## [TEXT SHOWN]
--- --- ---

News Feature | May 1, 2014

Magic Bands: From Disney To Healthcare

Christine Kern

By Christine Kern, contributing writer

Healthcare Magic Bands

Will the Magic Band technology be coming to healthcare soon?

In 2013, Disney introduced MagicBands as part of their theme park experience. These RFID-enabled wristbands function as tickets, “FastPasses” to cut long lines, and hotel room keys. They also allow visitors to connect images to their accounts, and automatically charge food and merchandise to their Disney Resort hotel rooms.

But they also store personal information and preferences, allowing theme park characters to approach visitors already knowing that they are fans or are celebrating a special celebration. The nearby gift shop attendant can steer the birthday girl to her favorite character doll, and her parents can just show their wrist to pay for it, since the MagicBand also has credit card information stored.

MagicBands represent what’s coming in digital: the convergence of mobile, big data, and personalization to drive truly superior user experiences. Mobile, from smartphones or wearables, provides geodata in real time. When companies combine those components with the wealth of customer information they possess, the result creates powerful solutions for users resulting in increased engagement and ultimately more sales. Soon, customers will likely expect that level of integration and prefer the brands sophisticated enough to offer it.

So now imagine that technology brought to the healthcare experience. Patient data would be loaded onto the bands, using the same RFID-enabled functions. Medications, food allergies and restrictions, medical conditions, emergency contact information, scheduled procedures and appointments all could be loaded onto the wristband, creating the much-desired interoperability that is the goal of modern healthcare. Even visitor schedules and things like flower preferences could be loaded onto the wristbands for convenience. Does the patient need a new book? With credit card and insurance information already downloaded on the wristband, the gift shop can send one up tout suite.

One company, Alvin Systems, is taking that plunge. According to a document released by Alvin Systems, “For healthcare organizations, RFID is the next inevitable step towards the new generation healthcare services operations and it is set to provide new efficiencies, improved services, enhanced healthcare workflow and increased patient care for organizations seeking competitive advantage.”

--- --- ---

## [DATASET ENTRIES]
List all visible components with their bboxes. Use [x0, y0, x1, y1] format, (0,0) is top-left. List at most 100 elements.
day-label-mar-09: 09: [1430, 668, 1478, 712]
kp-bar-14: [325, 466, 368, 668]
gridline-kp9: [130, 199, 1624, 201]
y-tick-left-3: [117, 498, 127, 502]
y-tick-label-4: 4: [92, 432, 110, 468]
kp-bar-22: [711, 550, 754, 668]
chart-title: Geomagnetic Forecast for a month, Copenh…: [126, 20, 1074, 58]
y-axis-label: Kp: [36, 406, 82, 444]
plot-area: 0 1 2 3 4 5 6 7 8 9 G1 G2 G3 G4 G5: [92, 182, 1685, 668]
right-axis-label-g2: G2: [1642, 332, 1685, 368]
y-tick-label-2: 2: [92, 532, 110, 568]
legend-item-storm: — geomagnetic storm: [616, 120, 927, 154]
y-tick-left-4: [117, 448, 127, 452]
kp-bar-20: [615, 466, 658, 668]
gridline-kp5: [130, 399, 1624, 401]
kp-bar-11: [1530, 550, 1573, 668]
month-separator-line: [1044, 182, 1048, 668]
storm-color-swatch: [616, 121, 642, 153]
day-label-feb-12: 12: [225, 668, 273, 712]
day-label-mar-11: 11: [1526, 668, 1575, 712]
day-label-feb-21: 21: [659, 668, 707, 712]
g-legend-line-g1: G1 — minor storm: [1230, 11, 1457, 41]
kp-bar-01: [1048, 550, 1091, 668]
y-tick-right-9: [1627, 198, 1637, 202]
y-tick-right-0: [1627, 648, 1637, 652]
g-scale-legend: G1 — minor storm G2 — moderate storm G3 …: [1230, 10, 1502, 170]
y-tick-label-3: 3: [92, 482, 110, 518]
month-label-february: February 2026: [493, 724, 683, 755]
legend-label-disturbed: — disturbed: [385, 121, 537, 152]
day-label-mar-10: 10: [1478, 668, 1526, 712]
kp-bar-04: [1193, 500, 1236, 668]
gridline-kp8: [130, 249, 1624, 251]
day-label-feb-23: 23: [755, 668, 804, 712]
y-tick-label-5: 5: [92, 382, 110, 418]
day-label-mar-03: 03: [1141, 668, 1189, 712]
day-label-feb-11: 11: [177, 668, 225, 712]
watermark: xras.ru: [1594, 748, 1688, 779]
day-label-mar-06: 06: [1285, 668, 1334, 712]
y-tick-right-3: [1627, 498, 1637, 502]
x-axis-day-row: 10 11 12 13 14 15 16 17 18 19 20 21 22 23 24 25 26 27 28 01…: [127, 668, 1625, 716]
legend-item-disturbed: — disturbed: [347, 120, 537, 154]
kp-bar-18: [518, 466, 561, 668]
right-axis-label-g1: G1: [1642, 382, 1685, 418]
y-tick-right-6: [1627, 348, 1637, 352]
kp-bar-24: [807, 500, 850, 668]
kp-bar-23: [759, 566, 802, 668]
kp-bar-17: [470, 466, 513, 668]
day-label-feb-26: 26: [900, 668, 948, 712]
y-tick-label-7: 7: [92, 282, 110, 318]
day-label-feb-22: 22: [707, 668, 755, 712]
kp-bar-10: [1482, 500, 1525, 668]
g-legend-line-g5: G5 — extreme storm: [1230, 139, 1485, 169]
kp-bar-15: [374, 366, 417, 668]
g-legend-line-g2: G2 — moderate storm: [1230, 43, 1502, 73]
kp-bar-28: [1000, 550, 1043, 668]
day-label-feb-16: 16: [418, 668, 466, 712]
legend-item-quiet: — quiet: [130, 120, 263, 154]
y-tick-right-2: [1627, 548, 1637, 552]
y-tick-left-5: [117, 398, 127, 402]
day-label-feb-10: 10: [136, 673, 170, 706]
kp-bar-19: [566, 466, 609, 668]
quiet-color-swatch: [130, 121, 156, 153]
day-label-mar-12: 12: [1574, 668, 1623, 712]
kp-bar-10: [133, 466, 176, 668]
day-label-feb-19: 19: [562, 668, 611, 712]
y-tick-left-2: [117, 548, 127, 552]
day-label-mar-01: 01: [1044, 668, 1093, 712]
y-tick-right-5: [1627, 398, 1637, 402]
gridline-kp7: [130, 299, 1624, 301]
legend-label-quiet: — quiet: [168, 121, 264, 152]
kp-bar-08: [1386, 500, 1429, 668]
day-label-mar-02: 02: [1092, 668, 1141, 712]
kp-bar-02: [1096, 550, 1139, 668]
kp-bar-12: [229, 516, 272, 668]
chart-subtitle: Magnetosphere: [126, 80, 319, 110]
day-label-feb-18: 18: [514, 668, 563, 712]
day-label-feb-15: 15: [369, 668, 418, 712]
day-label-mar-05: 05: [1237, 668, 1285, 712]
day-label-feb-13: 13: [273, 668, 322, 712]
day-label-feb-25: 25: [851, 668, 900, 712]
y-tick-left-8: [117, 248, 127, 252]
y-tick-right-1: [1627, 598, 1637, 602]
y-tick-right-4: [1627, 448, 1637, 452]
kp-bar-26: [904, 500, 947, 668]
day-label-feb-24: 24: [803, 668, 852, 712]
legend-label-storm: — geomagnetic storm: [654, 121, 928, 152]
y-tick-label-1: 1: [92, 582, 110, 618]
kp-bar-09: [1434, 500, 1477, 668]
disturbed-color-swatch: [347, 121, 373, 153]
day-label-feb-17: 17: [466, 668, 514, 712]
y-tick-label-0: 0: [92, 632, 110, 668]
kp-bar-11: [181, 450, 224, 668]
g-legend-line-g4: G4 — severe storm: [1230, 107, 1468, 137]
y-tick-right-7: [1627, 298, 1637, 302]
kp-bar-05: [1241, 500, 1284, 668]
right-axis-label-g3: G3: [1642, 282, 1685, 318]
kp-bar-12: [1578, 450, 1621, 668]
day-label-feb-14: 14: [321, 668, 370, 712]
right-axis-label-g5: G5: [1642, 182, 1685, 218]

--- --- ---

## [WORK TO COMPLETE]
**1)** Please quote the MagicBands article from "But they also" up to and including "card information stored.".
**2)** Which kinds of patient information does the MagicBands article list in the sentence starting "Medications, food allergies"?
**3)** Carry on the MagicBands article from its final sentence.

## [RESPONSES]
**1)**
But they also store personal information and preferences, allowing theme park characters to approach visitors already knowing that they are fans or are celebrating a special celebration. The nearby gift shop attendant can steer the birthday girl to her favorite character doll, and her parents can just show their wrist to pay for it, since the MagicBand also has credit card information stored.

**2)** Medications; food allergies and restrictions; medical conditions; emergency contact information; scheduled procedures and appointments

**3)**
The company offers the “Alvin RFID and Wireless Software Platform for Healthcare,” a patient/object/asset identification and tracking solution specifically designed to integrate with existing Hospital Information Systems (HIS). This RFID system has been designed to support real-world use-cases, including:

  • positive patient identification and real-time information system based on “Smart RFID Wristbands”
  • medical item/asset identification and tracking
  • specimen collection/identification and matching with patient Smart Blood Transfusion identification and management, medication identification and administration, and tracking and management of mobile medical assets
  • temperature monitoring of sensitive items such as blood, laboratory items, vials, medicine, specimen

Among the many benefits of adoption of the system are:

  • real-time and accurate identification and information system
  • increased productivity, enhanced healthcare workflow
  • reduced error-prone, paper-bound administrative processes
  • prevented patient identity mix-ups and medication errors
  • intelligent identification and administration of specimen, blood, assets and laboratory processes
  • increased patient care and satisfaction

Ultimately, regardless of the form factor, increasing customer expectations of improved user experiences will force every brand to invest significantly in mobile convergence. While the cost, at least for early adopters, can be high (Venture Beat estimates Disney’s MagicBands investment to be $800 million to $1 billion), the potential payoff could be bigger. And for healthcare providers, the benefits would far surpass the monetary figure as they moved to ensure better efficiency and quality of patient care.